Material to process:
--*--

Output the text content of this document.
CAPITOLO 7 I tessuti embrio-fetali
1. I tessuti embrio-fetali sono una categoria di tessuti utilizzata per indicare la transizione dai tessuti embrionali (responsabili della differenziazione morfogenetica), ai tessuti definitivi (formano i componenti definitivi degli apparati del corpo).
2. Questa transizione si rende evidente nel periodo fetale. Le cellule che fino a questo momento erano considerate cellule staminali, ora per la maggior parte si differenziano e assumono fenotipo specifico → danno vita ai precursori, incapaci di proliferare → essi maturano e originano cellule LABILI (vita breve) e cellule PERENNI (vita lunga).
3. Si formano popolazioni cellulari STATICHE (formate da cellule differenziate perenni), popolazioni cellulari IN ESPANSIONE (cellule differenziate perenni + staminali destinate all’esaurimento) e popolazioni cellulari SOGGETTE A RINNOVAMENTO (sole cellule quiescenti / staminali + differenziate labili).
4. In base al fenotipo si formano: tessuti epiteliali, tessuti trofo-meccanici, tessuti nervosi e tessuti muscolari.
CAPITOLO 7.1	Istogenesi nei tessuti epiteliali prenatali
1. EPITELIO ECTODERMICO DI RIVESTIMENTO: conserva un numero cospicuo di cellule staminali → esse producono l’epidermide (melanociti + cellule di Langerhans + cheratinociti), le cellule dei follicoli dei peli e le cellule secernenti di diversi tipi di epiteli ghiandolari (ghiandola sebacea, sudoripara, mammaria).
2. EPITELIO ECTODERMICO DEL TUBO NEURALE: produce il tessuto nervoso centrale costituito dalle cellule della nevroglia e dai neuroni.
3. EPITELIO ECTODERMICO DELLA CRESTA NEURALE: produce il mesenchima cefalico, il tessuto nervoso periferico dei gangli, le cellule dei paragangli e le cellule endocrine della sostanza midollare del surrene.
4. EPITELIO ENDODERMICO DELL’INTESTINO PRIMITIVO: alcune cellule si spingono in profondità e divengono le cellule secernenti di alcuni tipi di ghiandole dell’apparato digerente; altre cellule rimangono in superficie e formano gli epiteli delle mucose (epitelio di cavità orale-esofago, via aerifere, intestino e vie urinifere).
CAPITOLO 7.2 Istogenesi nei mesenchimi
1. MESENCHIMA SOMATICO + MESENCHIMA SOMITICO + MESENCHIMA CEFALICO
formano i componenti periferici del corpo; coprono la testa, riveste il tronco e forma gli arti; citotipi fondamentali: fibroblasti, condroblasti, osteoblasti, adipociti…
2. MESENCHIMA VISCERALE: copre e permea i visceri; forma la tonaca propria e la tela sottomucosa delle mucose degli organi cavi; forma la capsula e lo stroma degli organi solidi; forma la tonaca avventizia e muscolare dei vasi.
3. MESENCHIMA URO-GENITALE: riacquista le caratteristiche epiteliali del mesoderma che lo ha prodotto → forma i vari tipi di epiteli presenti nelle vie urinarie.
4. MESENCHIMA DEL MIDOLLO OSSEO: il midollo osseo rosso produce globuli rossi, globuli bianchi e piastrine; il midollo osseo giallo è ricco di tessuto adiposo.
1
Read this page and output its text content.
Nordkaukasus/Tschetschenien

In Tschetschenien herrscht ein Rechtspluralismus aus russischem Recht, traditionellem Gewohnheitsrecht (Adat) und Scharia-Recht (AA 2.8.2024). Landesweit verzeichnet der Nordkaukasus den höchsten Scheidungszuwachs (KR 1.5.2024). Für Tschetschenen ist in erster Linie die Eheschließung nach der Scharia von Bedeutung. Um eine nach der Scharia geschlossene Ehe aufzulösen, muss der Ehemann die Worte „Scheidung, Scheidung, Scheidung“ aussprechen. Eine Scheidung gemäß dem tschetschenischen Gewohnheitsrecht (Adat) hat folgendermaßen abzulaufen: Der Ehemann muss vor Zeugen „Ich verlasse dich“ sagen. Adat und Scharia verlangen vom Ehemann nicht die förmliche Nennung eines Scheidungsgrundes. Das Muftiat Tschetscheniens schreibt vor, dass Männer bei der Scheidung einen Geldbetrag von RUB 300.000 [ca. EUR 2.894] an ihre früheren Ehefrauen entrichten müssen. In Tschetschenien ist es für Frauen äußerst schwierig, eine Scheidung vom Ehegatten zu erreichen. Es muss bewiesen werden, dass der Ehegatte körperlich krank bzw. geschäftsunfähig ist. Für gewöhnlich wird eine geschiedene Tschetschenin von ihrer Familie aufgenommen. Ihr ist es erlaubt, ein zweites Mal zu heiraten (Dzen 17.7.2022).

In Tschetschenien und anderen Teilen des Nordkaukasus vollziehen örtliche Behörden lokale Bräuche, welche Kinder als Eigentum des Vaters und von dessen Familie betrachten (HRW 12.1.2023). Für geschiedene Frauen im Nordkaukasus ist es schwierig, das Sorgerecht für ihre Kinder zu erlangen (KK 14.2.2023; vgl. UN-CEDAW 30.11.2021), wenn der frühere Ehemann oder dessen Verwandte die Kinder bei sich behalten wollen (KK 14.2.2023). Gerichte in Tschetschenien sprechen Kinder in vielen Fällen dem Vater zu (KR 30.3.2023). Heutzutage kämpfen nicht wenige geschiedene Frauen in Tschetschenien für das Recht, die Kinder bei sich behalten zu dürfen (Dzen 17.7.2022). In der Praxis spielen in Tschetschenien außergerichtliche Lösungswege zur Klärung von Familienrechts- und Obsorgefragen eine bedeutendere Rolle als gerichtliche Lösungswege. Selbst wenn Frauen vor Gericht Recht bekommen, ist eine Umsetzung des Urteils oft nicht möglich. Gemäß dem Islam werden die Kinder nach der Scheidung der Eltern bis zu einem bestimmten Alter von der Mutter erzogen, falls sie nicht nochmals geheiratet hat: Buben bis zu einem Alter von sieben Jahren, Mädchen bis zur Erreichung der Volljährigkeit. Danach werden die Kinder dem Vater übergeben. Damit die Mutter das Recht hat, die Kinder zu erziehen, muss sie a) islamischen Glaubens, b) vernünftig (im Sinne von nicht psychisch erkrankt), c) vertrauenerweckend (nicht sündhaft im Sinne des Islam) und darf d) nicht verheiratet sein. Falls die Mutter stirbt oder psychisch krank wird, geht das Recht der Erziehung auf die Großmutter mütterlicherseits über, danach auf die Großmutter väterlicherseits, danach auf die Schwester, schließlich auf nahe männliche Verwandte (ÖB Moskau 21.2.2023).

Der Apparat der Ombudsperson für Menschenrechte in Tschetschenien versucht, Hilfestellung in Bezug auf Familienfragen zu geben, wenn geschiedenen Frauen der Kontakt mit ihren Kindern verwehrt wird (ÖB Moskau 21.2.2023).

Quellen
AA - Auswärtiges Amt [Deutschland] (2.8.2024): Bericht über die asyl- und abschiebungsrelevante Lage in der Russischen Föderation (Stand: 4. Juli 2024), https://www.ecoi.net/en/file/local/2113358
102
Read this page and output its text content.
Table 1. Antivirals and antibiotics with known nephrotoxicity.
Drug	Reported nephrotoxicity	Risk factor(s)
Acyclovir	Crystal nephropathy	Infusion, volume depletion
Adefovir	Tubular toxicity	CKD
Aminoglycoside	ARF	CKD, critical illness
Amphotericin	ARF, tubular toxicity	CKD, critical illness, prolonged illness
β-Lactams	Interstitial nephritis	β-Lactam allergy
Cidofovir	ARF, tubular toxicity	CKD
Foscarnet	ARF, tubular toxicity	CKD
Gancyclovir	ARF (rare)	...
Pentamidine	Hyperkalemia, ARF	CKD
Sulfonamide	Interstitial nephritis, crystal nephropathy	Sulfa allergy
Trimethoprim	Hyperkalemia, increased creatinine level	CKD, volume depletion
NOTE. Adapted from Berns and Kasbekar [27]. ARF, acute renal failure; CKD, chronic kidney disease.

--*--

Description of the task:
For this exercise, repeat each line of the listing exactly.

Answer to this problem:
Output the text content of this document.
CAPITOLO 7 I tessuti embrio-fetali
1. I tessuti embrio-fetali sono una categoria di tessuti utilizzata per indicare la transizione dai tessuti embrionali (responsabili della differenziazione morfogenetica), ai tessuti definitivi (formano i componenti definitivi degli apparati del corpo).
2. Questa transizione si rende evidente nel periodo fetale. Le cellule che fino a questo momento erano considerate cellule staminali, ora per la maggior parte si differenziano e assumono fenotipo specifico → danno vita ai precursori, incapaci di proliferare → essi maturano e originano cellule LABILI (vita breve) e cellule PERENNI (vita lunga).
3. Si formano popolazioni cellulari STATICHE (formate da cellule differenziate perenni), popolazioni cellulari IN ESPANSIONE (cellule differenziate perenni + staminali destinate all’esaurimento) e popolazioni cellulari SOGGETTE A RINNOVAMENTO (sole cellule quiescenti / staminali + differenziate labili).
4. In base al fenotipo si formano: tessuti epiteliali, tessuti trofo-meccanici, tessuti nervosi e tessuti muscolari.
CAPITOLO 7.1	Istogenesi nei tessuti epiteliali prenatali
1. EPITELIO ECTODERMICO DI RIVESTIMENTO: conserva un numero cospicuo di cellule staminali → esse producono l’epidermide (melanociti + cellule di Langerhans + cheratinociti), le cellule dei follicoli dei peli e le cellule secernenti di diversi tipi di epiteli ghiandolari (ghiandola sebacea, sudoripara, mammaria).
2. EPITELIO ECTODERMICO DEL TUBO NEURALE: produce il tessuto nervoso centrale costituito dalle cellule della nevroglia e dai neuroni.
3. EPITELIO ECTODERMICO DELLA CRESTA NEURALE: produce il mesenchima cefalico, il tessuto nervoso periferico dei gangli, le cellule dei paragangli e le cellule endocrine della sostanza midollare del surrene.
4. EPITELIO ENDODERMICO DELL’INTESTINO PRIMITIVO: alcune cellule si spingono in profondità e divengono le cellule secernenti di alcuni tipi di ghiandole dell’apparato digerente; altre cellule rimangono in superficie e formano gli epiteli delle mucose (epitelio di cavità orale-esofago, via aerifere, intestino e vie urinifere).
CAPITOLO 7.2 Istogenesi nei mesenchimi
1. MESENCHIMA SOMATICO + MESENCHIMA SOMITICO + MESENCHIMA CEFALICO
formano i componenti periferici del corpo; coprono la testa, riveste il tronco e forma gli arti; citotipi fondamentali: fibroblasti, condroblasti, osteoblasti, adipociti…
2. MESENCHIMA VISCERALE: copre e permea i visceri; forma la tonaca propria e la tela sottomucosa delle mucose degli organi cavi; forma la capsula e lo stroma degli organi solidi; forma la tonaca avventizia e muscolare dei vasi.
3. MESENCHIMA URO-GENITALE: riacquista le caratteristiche epiteliali del mesoderma che lo ha prodotto → forma i vari tipi di epiteli presenti nelle vie urinarie.
4. MESENCHIMA DEL MIDOLLO OSSEO: il midollo osseo rosso produce globuli rossi, globuli bianchi e piastrine; il midollo osseo giallo è ricco di tessuto adiposo.
1
Read this page and output its text content.
Nordkaukasus/Tschetschenien

In Tschetschenien herrscht ein Rechtspluralismus aus russischem Recht, traditionellem Gewohnheitsrecht (Adat) und Scharia-Recht (AA 2.8.2024). Landesweit verzeichnet der Nordkaukasus den höchsten Scheidungszuwachs (KR 1.5.2024). Für Tschetschenen ist in erster Linie die Eheschließung nach der Scharia von Bedeutung. Um eine nach der Scharia geschlossene Ehe aufzulösen, muss der Ehemann die Worte „Scheidung, Scheidung, Scheidung“ aussprechen. Eine Scheidung gemäß dem tschetschenischen Gewohnheitsrecht (Adat) hat folgendermaßen abzulaufen: Der Ehemann muss vor Zeugen „Ich verlasse dich“ sagen. Adat und Scharia verlangen vom Ehemann nicht die förmliche Nennung eines Scheidungsgrundes. Das Muftiat Tschetscheniens schreibt vor, dass Männer bei der Scheidung einen Geldbetrag von RUB 300.000 [ca. EUR 2.894] an ihre früheren Ehefrauen entrichten müssen. In Tschetschenien ist es für Frauen äußerst schwierig, eine Scheidung vom Ehegatten zu erreichen. Es muss bewiesen werden, dass der Ehegatte körperlich krank bzw. geschäftsunfähig ist. Für gewöhnlich wird eine geschiedene Tschetschenin von ihrer Familie aufgenommen. Ihr ist es erlaubt, ein zweites Mal zu heiraten (Dzen 17.7.2022).

In Tschetschenien und anderen Teilen des Nordkaukasus vollziehen örtliche Behörden lokale Bräuche, welche Kinder als Eigentum des Vaters und von dessen Familie betrachten (HRW 12.1.2023). Für geschiedene Frauen im Nordkaukasus ist es schwierig, das Sorgerecht für ihre Kinder zu erlangen (KK 14.2.2023; vgl. UN-CEDAW 30.11.2021), wenn der frühere Ehemann oder dessen Verwandte die Kinder bei sich behalten wollen (KK 14.2.2023). Gerichte in Tschetschenien sprechen Kinder in vielen Fällen dem Vater zu (KR 30.3.2023). Heutzutage kämpfen nicht wenige geschiedene Frauen in Tschetschenien für das Recht, die Kinder bei sich behalten zu dürfen (Dzen 17.7.2022). In der Praxis spielen in Tschetschenien außergerichtliche Lösungswege zur Klärung von Familienrechts- und Obsorgefragen eine bedeutendere Rolle als gerichtliche Lösungswege. Selbst wenn Frauen vor Gericht Recht bekommen, ist eine Umsetzung des Urteils oft nicht möglich. Gemäß dem Islam werden die Kinder nach der Scheidung der Eltern bis zu einem bestimmten Alter von der Mutter erzogen, falls sie nicht nochmals geheiratet hat: Buben bis zu einem Alter von sieben Jahren, Mädchen bis zur Erreichung der Volljährigkeit. Danach werden die Kinder dem Vater übergeben. Damit die Mutter das Recht hat, die Kinder zu erziehen, muss sie a) islamischen Glaubens, b) vernünftig (im Sinne von nicht psychisch erkrankt), c) vertrauenerweckend (nicht sündhaft im Sinne des Islam) und darf d) nicht verheiratet sein. Falls die Mutter stirbt oder psychisch krank wird, geht das Recht der Erziehung auf die Großmutter mütterlicherseits über, danach auf die Großmutter väterlicherseits, danach auf die Schwester, schließlich auf nahe männliche Verwandte (ÖB Moskau 21.2.2023).

Der Apparat der Ombudsperson für Menschenrechte in Tschetschenien versucht, Hilfestellung in Bezug auf Familienfragen zu geben, wenn geschiedenen Frauen der Kontakt mit ihren Kindern verwehrt wird (ÖB Moskau 21.2.2023).

Quellen
AA - Auswärtiges Amt [Deutschland] (2.8.2024): Bericht über die asyl- und abschiebungsrelevante Lage in der Russischen Föderation (Stand: 4. Juli 2024), https://www.ecoi.net/en/file/local/2113358
102
Read this page and output its text content.
Table 1. Antivirals and antibiotics with known nephrotoxicity.
Drug	Reported nephrotoxicity	Risk factor(s)
Acyclovir	Crystal nephropathy	Infusion, volume depletion
Adefovir	Tubular toxicity	CKD
Aminoglycoside	ARF	CKD, critical illness
Amphotericin	ARF, tubular toxicity	CKD, critical illness, prolonged illness
β-Lactams	Interstitial nephritis	β-Lactam allergy
Cidofovir	ARF, tubular toxicity	CKD
Foscarnet	ARF, tubular toxicity	CKD
Gancyclovir	ARF (rare)	...
Pentamidine	Hyperkalemia, ARF	CKD
Sulfonamide	Interstitial nephritis, crystal nephropathy	Sulfa allergy
Trimethoprim	Hyperkalemia, increased creatinine level	CKD, volume depletion
NOTE. Adapted from Berns and Kasbekar [27]. ARF, acute renal failure; CKD, chronic kidney disease.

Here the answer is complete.